▶ [QUESTÃO A] Indique se cada afirmação abaixo está de acordo com a reportagem sobre a retirada das tropas americanas do Iraque, respondendo sim ou não e citando literalmente as palavras do texto que decidem a resposta. (i) A retirada foi acertada durante a administração de Barack Obama. (ii) Geoff Morrell é secretário de imprensa do Pentágono. (iii) O general Robert Caslen comanda as tropas americanas localizadas no sul do Iraque.
▶ [QUESTÃO B] Retome a reportagem sobre a retirada das tropas americanas do Iraque logo após a última frase apresentada.

▶ [TRECHO DO DOCUMENTO]
Soldado americano carrega equipamento antes de deixar base militar em Baquba no Iraque |
Ligia Hougland
Direto de Washington
Começou nesta semana a retirada das tropas de combate dos EUA de todas as principais cidades do Iraque, acertado entre Bagdá e Washington, ainda durante a administração de George W. Bush, em dezembro passado. Segundo o Pentágono, este é o momento certo para as forças militares americanas se retirarem do país. "A situação é suficientemente estável", disse Geoff Morrell, secretário de imprensa do Pentágono à reportagem do Terra, que publica uma série de matérias sobre a saída das tropas. Mas nem todos os militares concordam. Para alguns, se a retirada for precipitada, os índices de violência no país podem voltar a subir.
O general Robert Caslen, responsável pelo comando das tropas americanas localizadas na região norte do Iraque, reforça. "Com a nossa saída, toda a responsabilidade cai sobre as forças de segurança iraquianas, e elas se sentem preparadas para isso." No entanto, muitos iraquianos, bem como especialistas em inteligência, temem um recrudescimento nos ataques por parte dos insurgentes. Eles acreditam que os americanos estão se retirando antes de completarem a tarefa de acabar com o terrorismo no Iraque.

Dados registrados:
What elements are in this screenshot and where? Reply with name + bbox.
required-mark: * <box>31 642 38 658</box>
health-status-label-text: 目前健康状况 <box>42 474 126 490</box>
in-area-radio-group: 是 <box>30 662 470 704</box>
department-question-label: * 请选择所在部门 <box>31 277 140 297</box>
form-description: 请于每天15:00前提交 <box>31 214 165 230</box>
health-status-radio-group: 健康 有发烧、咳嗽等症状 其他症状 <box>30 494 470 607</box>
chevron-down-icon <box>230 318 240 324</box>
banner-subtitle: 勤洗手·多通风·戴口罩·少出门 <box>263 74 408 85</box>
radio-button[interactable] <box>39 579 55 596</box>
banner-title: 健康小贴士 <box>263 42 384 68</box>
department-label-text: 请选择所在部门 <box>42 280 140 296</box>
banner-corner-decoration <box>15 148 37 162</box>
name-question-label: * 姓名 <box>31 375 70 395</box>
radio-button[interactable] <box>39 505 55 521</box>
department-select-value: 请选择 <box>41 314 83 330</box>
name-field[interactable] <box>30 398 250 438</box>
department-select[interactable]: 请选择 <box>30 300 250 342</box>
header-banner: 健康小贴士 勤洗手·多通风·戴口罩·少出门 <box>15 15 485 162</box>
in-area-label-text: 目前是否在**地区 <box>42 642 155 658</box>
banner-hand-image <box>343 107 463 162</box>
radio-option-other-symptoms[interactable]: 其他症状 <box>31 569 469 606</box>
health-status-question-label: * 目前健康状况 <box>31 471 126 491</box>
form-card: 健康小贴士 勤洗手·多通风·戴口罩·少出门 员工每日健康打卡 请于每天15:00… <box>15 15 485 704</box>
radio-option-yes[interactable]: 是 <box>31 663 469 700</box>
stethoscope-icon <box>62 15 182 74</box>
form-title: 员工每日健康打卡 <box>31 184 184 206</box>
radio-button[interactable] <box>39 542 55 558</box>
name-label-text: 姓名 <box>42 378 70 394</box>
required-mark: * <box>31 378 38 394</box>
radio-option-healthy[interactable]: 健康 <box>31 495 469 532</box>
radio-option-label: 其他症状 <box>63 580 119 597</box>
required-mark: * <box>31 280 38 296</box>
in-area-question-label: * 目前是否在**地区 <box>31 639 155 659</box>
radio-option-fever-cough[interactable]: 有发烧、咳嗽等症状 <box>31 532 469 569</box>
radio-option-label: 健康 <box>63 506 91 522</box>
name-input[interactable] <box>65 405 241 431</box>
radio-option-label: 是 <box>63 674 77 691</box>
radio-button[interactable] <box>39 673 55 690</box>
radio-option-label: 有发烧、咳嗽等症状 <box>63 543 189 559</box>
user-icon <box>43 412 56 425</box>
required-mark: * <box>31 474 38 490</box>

▶ [RESULTADO A]
(i) Não: "ainda durante a administração de George W. Bush, em dezembro passado".
(ii) Sim: "Geoff Morrell, secretário de imprensa do Pentágono".
(iii) Não: "responsável pelo comando das tropas americanas localizadas na região norte do Iraque".

▶ [RESULTADO B]
"Os assassinatos vão voltar a acontecer. Os terroristas vão mostrar que as forças iraquianas não são capazes de assumir esta responsabilidade", disse ao jornal Washington Post, Kadhum Irdobee al-Quraishi, da cidade de Sadr, que já trabalhou em colaboração com os soldados americanos. O departamento de Defesa dos EUA discorda. "Os iraquianos estão prontos e são capazes. Os sucessos atingidos e a segurança cada vez maior são uma prova do progresso das forças iraquianas e de sua dedicação à soberania da nação", afirma o tenente-coronel, Patrick Ryder.
Na semana passada, houve dois bombardeios pesados, na região sul de Kirjuk e na cidade de Sadr, resultando na morte de 400 civis. "Sem dúvida, isso é ruim, mas, de modo em geral, os níveis de violência são iguais aos vistos em 2003, os mais baixos da história deste conflito", fala Morrell. O próprio militariado americano está temeroso com relação às possíveis consequências da retirada das tropas neste momento. "Bush antecipou-se muito ao invadir o Iraque. O perigo agora é nos precipitarmos novamente, ao sair do país", alerta um major da Marinha que não quis ser identificado.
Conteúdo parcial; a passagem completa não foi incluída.